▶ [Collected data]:
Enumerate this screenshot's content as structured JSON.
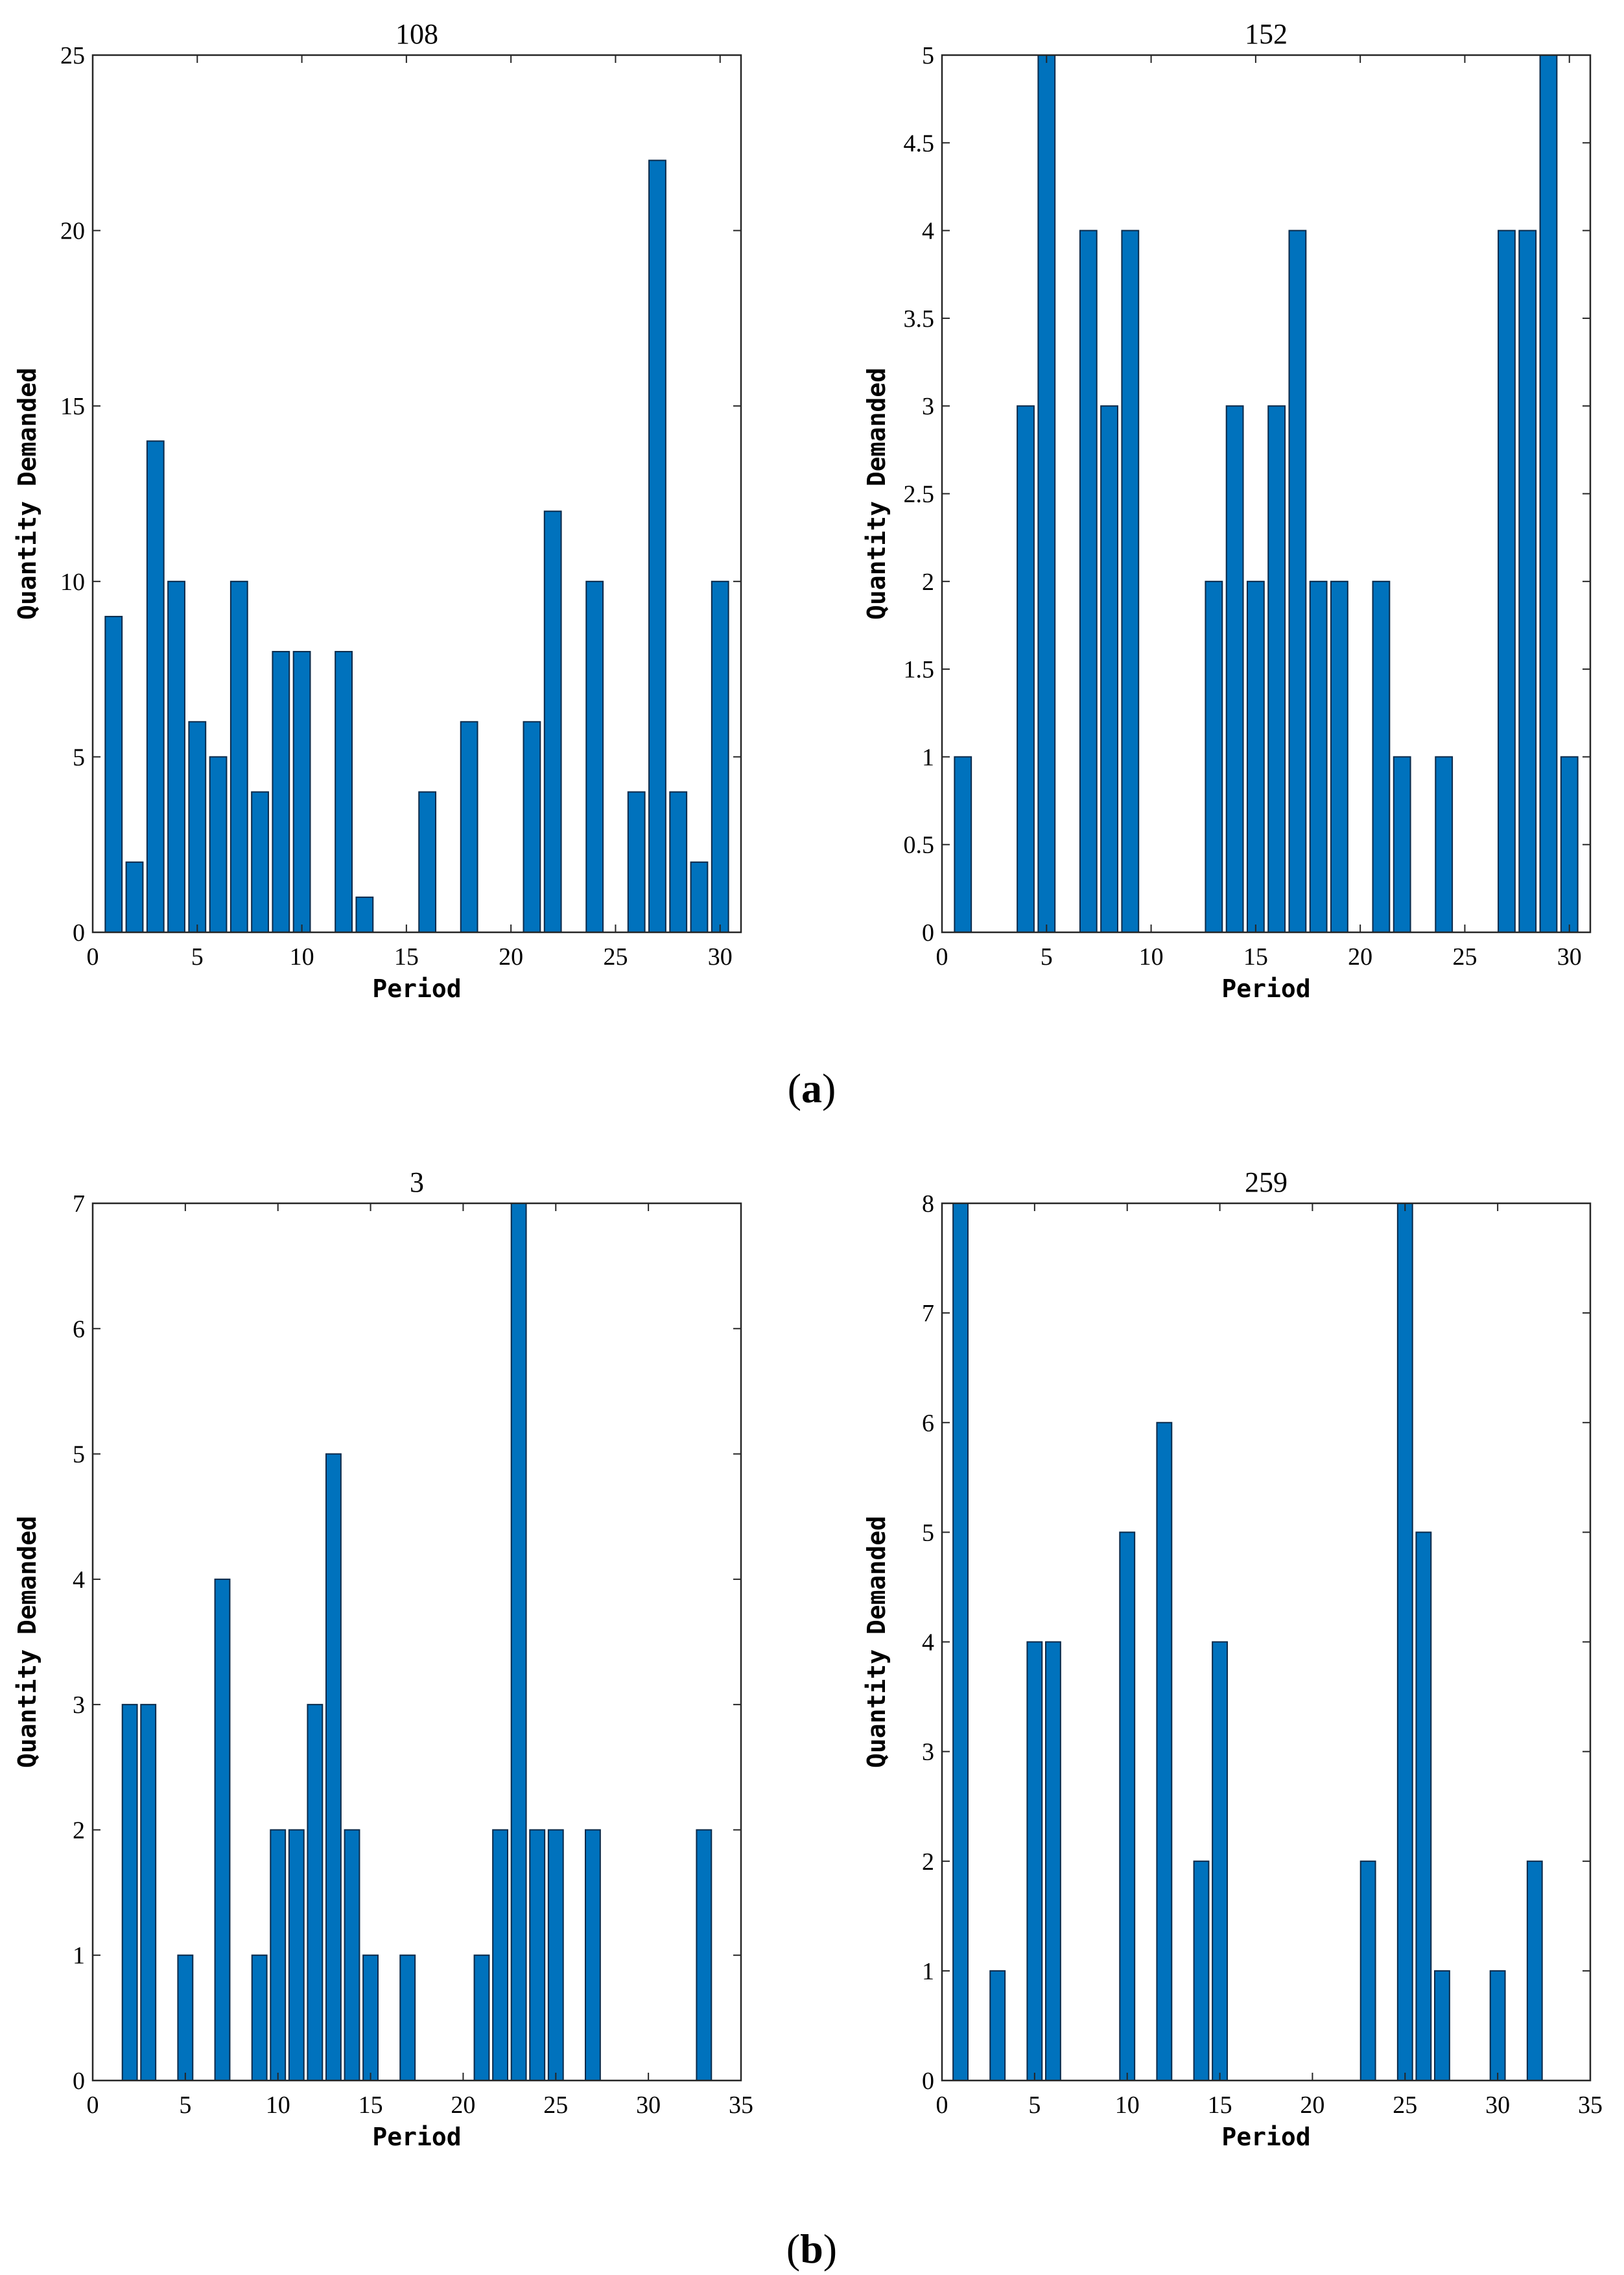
{
  "figure_labels": {
    "a_open": "(",
    "a_letter": "a",
    "a_close": ")",
    "b_open": "(",
    "b_letter": "b",
    "b_close": ")"
  },
  "colors": {
    "bar_fill": "#0072BD",
    "bar_edge": "#0A2A4A",
    "axis": "#262626"
  },
  "chart_data": [
    {
      "type": "bar",
      "title": "108",
      "xlabel": "Period",
      "ylabel": "Quantity Demanded",
      "xlim": [
        0,
        31
      ],
      "ylim": [
        0,
        25
      ],
      "xticks": [
        0,
        5,
        10,
        15,
        20,
        25,
        30
      ],
      "xtick_labels": [
        "0",
        "5",
        "10",
        "15",
        "20",
        "25",
        "30"
      ],
      "yticks": [
        0,
        5,
        10,
        15,
        20,
        25
      ],
      "ytick_labels": [
        "0",
        "5",
        "10",
        "15",
        "20",
        "25"
      ],
      "x": [
        1,
        2,
        3,
        4,
        5,
        6,
        7,
        8,
        9,
        10,
        12,
        13,
        16,
        18,
        21,
        22,
        24,
        26,
        27,
        28,
        29,
        30
      ],
      "values": [
        9,
        2,
        14,
        10,
        6,
        5,
        10,
        4,
        8,
        8,
        8,
        1,
        4,
        6,
        6,
        12,
        10,
        4,
        22,
        4,
        2,
        10
      ]
    },
    {
      "type": "bar",
      "title": "152",
      "xlabel": "Period",
      "ylabel": "Quantity Demanded",
      "xlim": [
        0,
        31
      ],
      "ylim": [
        0,
        5
      ],
      "xticks": [
        0,
        5,
        10,
        15,
        20,
        25,
        30
      ],
      "xtick_labels": [
        "0",
        "5",
        "10",
        "15",
        "20",
        "25",
        "30"
      ],
      "yticks": [
        0,
        0.5,
        1,
        1.5,
        2,
        2.5,
        3,
        3.5,
        4,
        4.5,
        5
      ],
      "ytick_labels": [
        "0",
        "0.5",
        "1",
        "1.5",
        "2",
        "2.5",
        "3",
        "3.5",
        "4",
        "4.5",
        "5"
      ],
      "x": [
        1,
        4,
        5,
        7,
        8,
        9,
        13,
        14,
        15,
        16,
        17,
        18,
        19,
        21,
        22,
        24,
        27,
        28,
        29,
        30
      ],
      "values": [
        1,
        3,
        5,
        4,
        3,
        4,
        2,
        3,
        2,
        3,
        4,
        2,
        2,
        2,
        1,
        1,
        4,
        4,
        5,
        1
      ]
    },
    {
      "type": "bar",
      "title": "3",
      "xlabel": "Period",
      "ylabel": "Quantity Demanded",
      "xlim": [
        0,
        35
      ],
      "ylim": [
        0,
        7
      ],
      "xticks": [
        0,
        5,
        10,
        15,
        20,
        25,
        30,
        35
      ],
      "xtick_labels": [
        "0",
        "5",
        "10",
        "15",
        "20",
        "25",
        "30",
        "35"
      ],
      "yticks": [
        0,
        1,
        2,
        3,
        4,
        5,
        6,
        7
      ],
      "ytick_labels": [
        "0",
        "1",
        "2",
        "3",
        "4",
        "5",
        "6",
        "7"
      ],
      "x": [
        2,
        3,
        5,
        7,
        9,
        10,
        11,
        12,
        13,
        14,
        15,
        17,
        21,
        22,
        23,
        24,
        25,
        27,
        33
      ],
      "values": [
        3,
        3,
        1,
        4,
        1,
        2,
        2,
        3,
        5,
        2,
        1,
        1,
        1,
        2,
        7,
        2,
        2,
        2,
        2
      ]
    },
    {
      "type": "bar",
      "title": "259",
      "xlabel": "Period",
      "ylabel": "Quantity Demanded",
      "xlim": [
        0,
        35
      ],
      "ylim": [
        0,
        8
      ],
      "xticks": [
        0,
        5,
        10,
        15,
        20,
        25,
        30,
        35
      ],
      "xtick_labels": [
        "0",
        "5",
        "10",
        "15",
        "20",
        "25",
        "30",
        "35"
      ],
      "yticks": [
        0,
        1,
        2,
        3,
        4,
        5,
        6,
        7,
        8
      ],
      "ytick_labels": [
        "0",
        "1",
        "2",
        "3",
        "4",
        "5",
        "6",
        "7",
        "8"
      ],
      "x": [
        1,
        3,
        5,
        6,
        10,
        12,
        14,
        15,
        23,
        25,
        26,
        27,
        30,
        32
      ],
      "values": [
        8,
        1,
        4,
        4,
        5,
        6,
        2,
        4,
        2,
        8,
        5,
        1,
        1,
        2
      ]
    }
  ]
}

▶ [TO DO]: Copy each line of the listing that holds the word "title".

▶ [RESULT]:
      "title": "108",
      "title": "152",
      "title": "3",
      "title": "259",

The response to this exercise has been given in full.